WRITTEN PROBLEM — Gather up the lines that contain "Weeks".

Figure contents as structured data

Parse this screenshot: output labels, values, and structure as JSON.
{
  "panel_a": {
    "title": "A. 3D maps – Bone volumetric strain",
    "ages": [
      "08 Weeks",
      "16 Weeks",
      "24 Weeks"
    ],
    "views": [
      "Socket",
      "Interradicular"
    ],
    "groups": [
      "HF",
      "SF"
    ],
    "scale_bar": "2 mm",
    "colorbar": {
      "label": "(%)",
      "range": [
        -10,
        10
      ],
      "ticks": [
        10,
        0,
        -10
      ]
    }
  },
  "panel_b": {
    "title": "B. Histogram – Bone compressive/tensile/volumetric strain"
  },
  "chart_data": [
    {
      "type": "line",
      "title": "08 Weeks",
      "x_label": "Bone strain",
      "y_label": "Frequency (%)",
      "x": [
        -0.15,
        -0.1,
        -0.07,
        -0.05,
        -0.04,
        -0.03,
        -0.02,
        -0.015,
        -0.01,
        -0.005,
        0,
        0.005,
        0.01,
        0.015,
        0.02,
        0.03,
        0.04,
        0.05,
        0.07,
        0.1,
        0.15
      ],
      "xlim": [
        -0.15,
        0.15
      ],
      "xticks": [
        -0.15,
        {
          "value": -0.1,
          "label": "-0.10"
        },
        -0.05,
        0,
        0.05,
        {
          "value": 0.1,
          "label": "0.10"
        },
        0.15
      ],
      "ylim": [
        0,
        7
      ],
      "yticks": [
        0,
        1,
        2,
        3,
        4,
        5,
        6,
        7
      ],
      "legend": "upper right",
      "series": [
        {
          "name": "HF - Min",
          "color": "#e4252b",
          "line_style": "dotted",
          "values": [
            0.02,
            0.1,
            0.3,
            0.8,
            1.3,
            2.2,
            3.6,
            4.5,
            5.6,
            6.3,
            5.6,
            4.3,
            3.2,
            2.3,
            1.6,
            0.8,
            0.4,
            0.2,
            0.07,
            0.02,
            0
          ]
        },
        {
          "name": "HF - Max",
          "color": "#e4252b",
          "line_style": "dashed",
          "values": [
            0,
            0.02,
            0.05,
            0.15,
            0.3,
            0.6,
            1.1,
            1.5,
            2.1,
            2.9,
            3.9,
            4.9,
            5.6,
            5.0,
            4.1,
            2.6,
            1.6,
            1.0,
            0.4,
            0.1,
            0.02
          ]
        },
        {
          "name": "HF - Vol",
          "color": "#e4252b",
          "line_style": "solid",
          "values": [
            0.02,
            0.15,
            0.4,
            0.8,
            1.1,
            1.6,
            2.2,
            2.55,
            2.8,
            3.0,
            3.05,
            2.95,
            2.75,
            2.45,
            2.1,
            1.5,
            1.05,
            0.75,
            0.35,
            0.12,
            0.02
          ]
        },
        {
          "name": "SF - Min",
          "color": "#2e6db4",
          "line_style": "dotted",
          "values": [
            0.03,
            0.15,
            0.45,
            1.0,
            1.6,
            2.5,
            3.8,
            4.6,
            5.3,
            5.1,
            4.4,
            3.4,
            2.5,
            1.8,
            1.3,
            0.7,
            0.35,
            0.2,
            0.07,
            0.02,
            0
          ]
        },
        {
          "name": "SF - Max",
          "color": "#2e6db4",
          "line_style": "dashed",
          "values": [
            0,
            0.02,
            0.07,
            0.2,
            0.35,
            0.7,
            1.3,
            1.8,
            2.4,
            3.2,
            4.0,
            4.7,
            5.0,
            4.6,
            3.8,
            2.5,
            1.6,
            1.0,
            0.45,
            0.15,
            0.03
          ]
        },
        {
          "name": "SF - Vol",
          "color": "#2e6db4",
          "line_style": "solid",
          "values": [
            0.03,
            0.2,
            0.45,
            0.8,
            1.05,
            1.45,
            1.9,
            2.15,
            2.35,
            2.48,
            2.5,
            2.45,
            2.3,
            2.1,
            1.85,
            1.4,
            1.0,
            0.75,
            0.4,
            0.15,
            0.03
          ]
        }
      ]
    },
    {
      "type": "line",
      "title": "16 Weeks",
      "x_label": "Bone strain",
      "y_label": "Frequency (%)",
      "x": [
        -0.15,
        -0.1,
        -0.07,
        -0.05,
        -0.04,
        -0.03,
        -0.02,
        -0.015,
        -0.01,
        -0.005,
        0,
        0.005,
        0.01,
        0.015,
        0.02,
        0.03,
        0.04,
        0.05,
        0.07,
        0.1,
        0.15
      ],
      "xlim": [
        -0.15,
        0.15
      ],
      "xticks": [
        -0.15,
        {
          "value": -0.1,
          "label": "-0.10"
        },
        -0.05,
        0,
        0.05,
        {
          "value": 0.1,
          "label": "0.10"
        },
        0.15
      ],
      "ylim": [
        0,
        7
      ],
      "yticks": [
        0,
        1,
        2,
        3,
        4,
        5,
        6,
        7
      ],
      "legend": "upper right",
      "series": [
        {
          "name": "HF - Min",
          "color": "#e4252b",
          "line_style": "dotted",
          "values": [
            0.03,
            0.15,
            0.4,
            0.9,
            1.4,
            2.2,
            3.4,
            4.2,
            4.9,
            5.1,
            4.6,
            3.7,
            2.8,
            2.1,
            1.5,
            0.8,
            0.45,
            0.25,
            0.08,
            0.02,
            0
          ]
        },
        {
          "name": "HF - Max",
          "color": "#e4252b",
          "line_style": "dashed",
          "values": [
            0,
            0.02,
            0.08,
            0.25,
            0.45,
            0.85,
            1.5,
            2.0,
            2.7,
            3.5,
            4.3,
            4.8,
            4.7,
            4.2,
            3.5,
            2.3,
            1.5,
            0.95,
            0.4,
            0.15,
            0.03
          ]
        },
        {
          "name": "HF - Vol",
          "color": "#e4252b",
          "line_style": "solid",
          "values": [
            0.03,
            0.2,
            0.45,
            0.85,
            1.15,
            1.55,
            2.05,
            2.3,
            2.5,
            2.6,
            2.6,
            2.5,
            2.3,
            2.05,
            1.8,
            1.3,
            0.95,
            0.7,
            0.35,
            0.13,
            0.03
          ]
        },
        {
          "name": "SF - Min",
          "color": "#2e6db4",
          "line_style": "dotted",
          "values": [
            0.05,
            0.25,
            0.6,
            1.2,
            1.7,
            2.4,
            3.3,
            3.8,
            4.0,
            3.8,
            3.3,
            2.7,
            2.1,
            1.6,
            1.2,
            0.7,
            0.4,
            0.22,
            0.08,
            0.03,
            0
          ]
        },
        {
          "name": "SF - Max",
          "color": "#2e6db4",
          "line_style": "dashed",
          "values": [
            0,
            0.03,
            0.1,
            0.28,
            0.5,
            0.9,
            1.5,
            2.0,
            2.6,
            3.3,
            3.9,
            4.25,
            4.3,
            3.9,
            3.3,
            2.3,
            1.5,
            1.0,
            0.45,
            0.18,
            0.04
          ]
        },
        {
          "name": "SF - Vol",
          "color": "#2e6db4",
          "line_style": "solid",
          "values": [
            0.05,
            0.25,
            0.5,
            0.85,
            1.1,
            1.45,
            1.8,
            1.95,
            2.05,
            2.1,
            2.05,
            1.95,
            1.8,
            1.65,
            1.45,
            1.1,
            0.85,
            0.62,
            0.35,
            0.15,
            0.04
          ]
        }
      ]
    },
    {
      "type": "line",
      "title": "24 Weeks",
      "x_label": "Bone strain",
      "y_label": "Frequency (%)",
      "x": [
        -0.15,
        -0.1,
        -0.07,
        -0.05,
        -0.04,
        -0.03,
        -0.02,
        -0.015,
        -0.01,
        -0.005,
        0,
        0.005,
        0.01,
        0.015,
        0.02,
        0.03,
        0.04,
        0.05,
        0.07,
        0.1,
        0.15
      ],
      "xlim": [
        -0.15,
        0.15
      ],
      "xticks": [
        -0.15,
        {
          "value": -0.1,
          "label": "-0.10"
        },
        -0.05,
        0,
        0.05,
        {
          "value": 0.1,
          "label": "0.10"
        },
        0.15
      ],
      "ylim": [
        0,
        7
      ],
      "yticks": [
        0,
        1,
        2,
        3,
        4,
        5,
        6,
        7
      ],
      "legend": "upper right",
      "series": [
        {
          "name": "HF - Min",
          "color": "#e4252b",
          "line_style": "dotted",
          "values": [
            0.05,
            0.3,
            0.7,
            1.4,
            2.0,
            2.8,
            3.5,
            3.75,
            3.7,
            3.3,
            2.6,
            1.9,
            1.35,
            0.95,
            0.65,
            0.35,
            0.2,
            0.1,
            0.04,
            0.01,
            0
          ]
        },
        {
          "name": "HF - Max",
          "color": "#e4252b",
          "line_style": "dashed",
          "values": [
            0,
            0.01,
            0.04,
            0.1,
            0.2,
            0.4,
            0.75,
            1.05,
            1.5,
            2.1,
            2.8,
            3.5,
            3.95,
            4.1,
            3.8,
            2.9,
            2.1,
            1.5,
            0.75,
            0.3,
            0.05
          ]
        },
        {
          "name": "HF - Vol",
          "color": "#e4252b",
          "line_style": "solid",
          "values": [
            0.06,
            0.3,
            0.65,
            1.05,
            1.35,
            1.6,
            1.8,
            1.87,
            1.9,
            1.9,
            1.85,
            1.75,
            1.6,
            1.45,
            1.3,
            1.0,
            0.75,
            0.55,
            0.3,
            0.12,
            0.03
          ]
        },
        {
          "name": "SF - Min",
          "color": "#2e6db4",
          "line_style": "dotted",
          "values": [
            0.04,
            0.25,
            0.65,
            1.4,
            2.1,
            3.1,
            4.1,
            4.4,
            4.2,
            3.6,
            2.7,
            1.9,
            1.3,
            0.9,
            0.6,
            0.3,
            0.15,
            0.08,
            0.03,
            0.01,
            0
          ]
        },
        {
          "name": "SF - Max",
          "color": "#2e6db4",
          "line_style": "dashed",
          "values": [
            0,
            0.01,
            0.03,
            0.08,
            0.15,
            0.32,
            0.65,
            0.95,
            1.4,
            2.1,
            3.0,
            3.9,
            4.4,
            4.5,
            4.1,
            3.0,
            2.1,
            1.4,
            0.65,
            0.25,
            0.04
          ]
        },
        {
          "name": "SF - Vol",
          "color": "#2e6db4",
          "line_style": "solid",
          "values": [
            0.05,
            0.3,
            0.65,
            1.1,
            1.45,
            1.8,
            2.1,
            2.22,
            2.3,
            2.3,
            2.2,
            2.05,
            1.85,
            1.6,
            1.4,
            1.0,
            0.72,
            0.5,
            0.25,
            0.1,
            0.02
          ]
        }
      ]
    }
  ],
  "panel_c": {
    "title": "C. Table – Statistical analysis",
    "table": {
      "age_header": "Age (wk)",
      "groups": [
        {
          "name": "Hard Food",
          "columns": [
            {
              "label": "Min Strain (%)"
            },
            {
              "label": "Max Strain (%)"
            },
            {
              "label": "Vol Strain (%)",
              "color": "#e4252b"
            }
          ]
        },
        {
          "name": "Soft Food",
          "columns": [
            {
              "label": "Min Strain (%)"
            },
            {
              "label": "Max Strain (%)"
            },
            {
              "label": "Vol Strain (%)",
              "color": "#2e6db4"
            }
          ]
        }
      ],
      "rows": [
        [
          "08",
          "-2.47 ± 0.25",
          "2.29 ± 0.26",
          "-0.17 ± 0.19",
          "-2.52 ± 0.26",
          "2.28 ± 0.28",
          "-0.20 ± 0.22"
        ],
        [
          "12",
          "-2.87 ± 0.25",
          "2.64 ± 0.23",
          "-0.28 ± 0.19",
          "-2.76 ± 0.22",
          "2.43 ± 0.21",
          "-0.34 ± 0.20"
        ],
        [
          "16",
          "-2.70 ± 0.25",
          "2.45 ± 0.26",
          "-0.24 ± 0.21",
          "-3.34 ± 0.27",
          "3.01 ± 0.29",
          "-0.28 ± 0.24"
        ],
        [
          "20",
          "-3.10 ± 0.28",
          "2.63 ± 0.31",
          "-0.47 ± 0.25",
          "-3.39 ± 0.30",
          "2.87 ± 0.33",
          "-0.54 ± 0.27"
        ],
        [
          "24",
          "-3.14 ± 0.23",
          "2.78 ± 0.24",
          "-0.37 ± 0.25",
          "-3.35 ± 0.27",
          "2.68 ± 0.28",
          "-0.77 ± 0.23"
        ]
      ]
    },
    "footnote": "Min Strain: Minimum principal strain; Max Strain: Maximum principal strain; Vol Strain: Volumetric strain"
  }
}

CORRECT RESULT —
      "08 Weeks",
      "16 Weeks",
      "24 Weeks"
      "title": "08 Weeks",
      "title": "16 Weeks",
      "title": "24 Weeks",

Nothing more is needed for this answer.